Entries taken from a collection
....
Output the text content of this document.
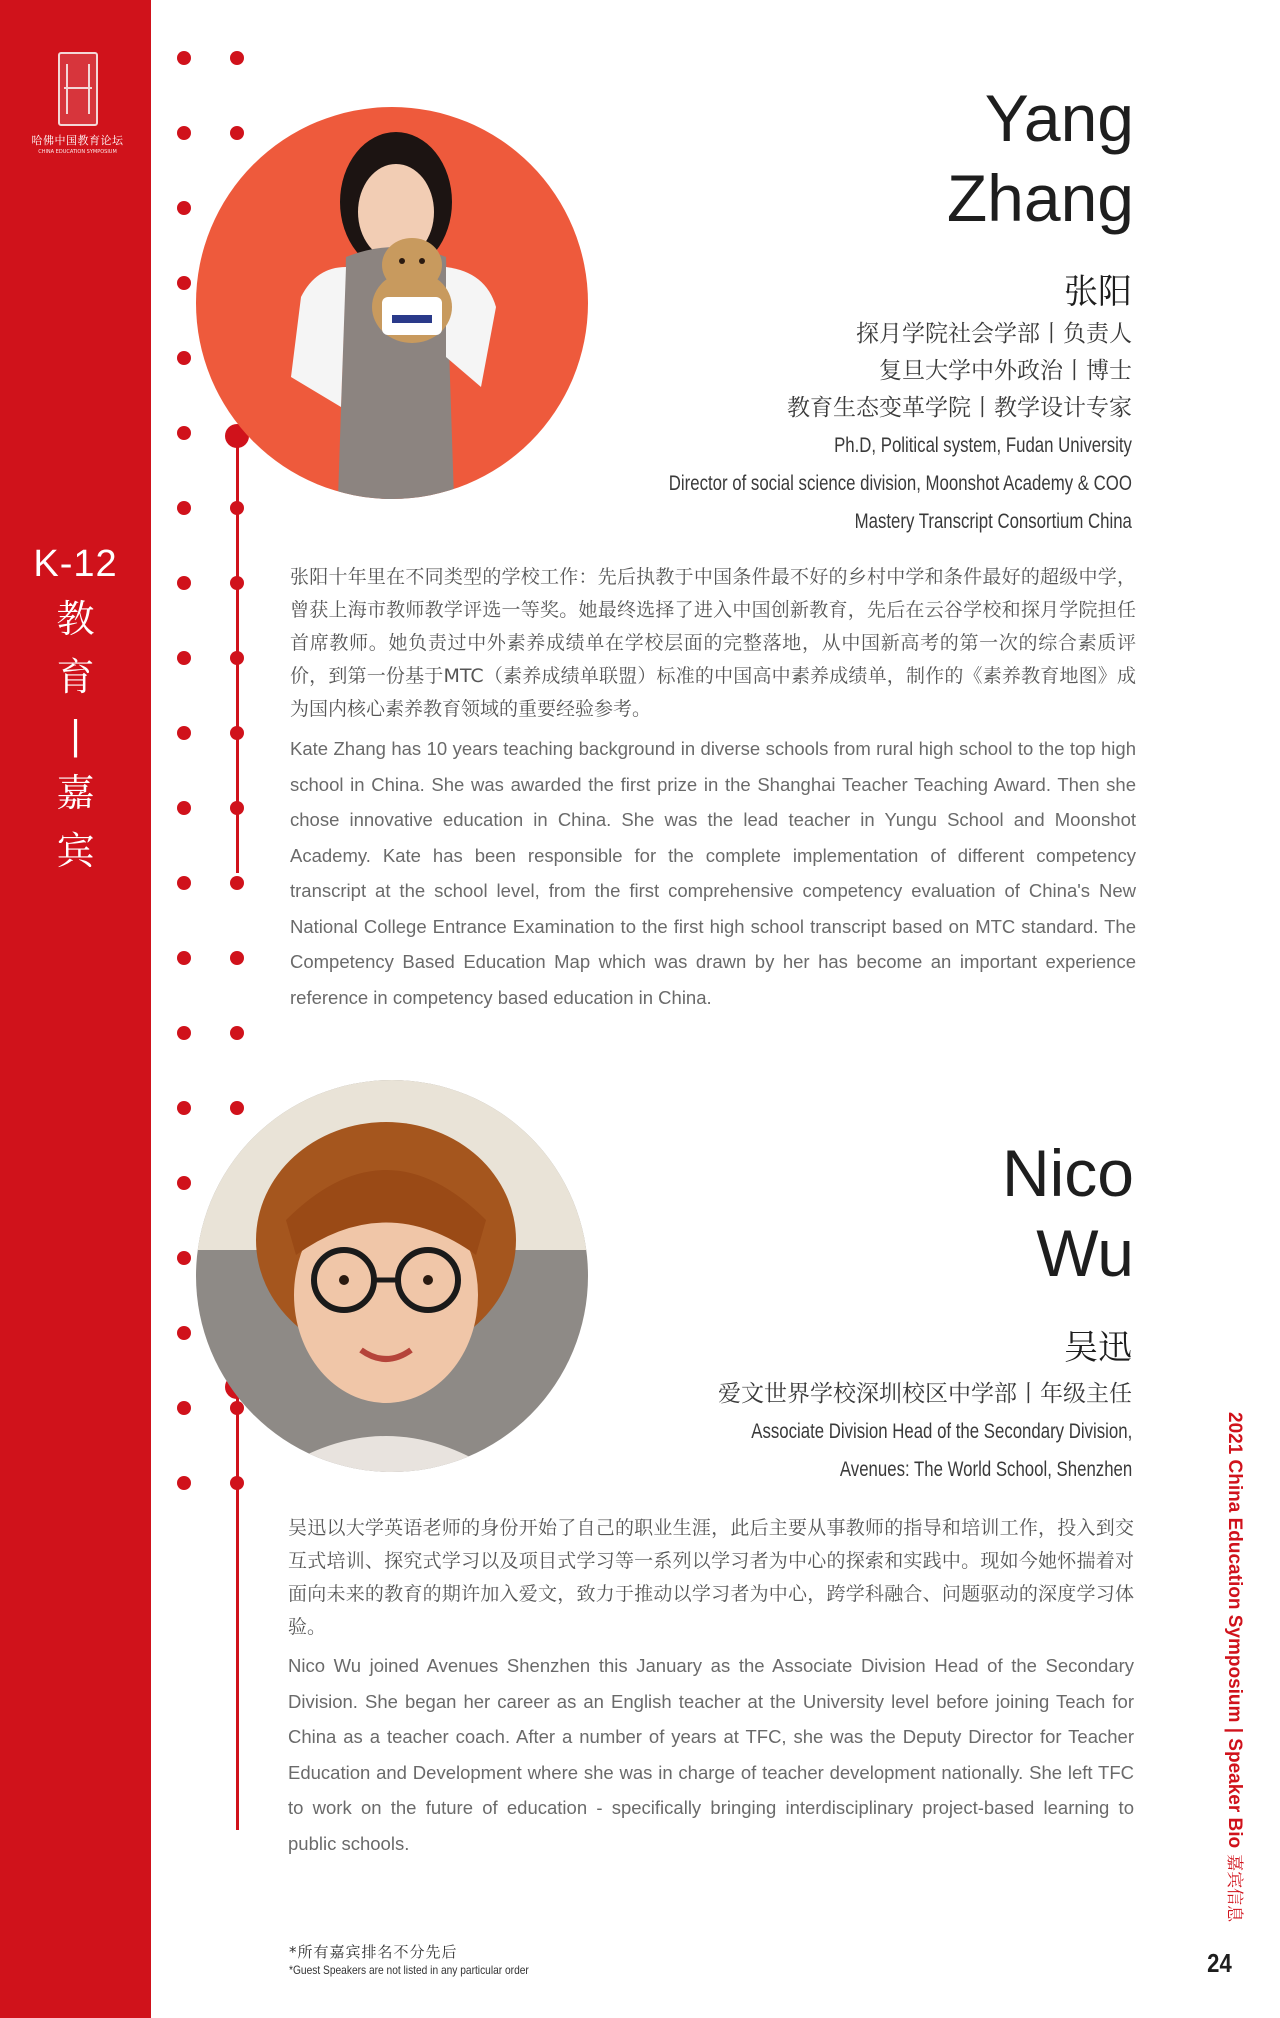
哈佛中国教育论坛
CHINA EDUCATION SYMPOSIUM
K-12
教
育
|
嘉
宾
Yang
Zhang
张阳
探月学院社会学部丨负责人
复旦大学中外政治丨博士
教育生态变革学院丨教学设计专家
Ph.D, Political system, Fudan University
Director of social science division, Moonshot Academy & COO
Mastery Transcript Consortium China

张阳十年里在不同类型的学校工作：先后执教于中国条件最不好的乡村中学和条件最好的超级中学，曾获上海市教师教学评选一等奖。她最终选择了进入中国创新教育，先后在云谷学校和探月学院担任首席教师。她负责过中外素养成绩单在学校层面的完整落地，从中国新高考的第一次的综合素质评价，到第一份基于MTC（素养成绩单联盟）标准的中国高中素养成绩单，制作的《素养教育地图》成为国内核心素养教育领域的重要经验参考。

Kate Zhang has 10 years teaching background in diverse schools from rural high school to the top high school in China. She was awarded the first prize in the Shanghai Teacher Teaching Award. Then she chose innovative education in China. She was the lead teacher in Yungu School and Moonshot Academy. Kate has been responsible for the complete implementation of different competency transcript at the school level, from the first comprehensive competency evaluation of China's New National College Entrance Examination to the first high school transcript based on MTC standard. The Competency Based Education Map which was drawn by her has become an important experience reference in competency based education in China.

Nico
Wu
吴迅
爱文世界学校深圳校区中学部丨年级主任
Associate Division Head of the Secondary Division,
Avenues: The World School, Shenzhen

吴迅以大学英语老师的身份开始了自己的职业生涯，此后主要从事教师的指导和培训工作，投入到交互式培训、探究式学习以及项目式学习等一系列以学习者为中心的探索和实践中。现如今她怀揣着对面向未来的教育的期许加入爱文，致力于推动以学习者为中心，跨学科融合、问题驱动的深度学习体验。

Nico Wu joined Avenues Shenzhen this January as the Associate Division Head of the Secondary Division. She began her career as an English teacher at the University level before joining Teach for China as a teacher coach. After a number of years at TFC, she was the Deputy Director for Teacher Education and Development where she was in charge of teacher development nationally. She left TFC to work on the future of education - specifically bringing interdisciplinary project-based learning to public schools.

*所有嘉宾排名不分先后
*Guest Speakers are not listed in any particular order
2021 China Education Symposium | Speaker Bio嘉宾信息
24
....
Requirement:
Search the material above for "Avenues". Pull out each line where it shows up.

Complete output:
Avenues: The World School, Shenzhen
Nico Wu joined Avenues Shenzhen this January as the Associate Division Head of the Secondary Division. She began her career as an English teacher at the University level before joining Teach for China as a teacher coach. After a number of years at TFC, she was the Deputy Director for Teacher Education and Development where she was in charge of teacher development nationally. She left TFC to work on the future of education - specifically bringing interdisciplinary project-based learning to public schools.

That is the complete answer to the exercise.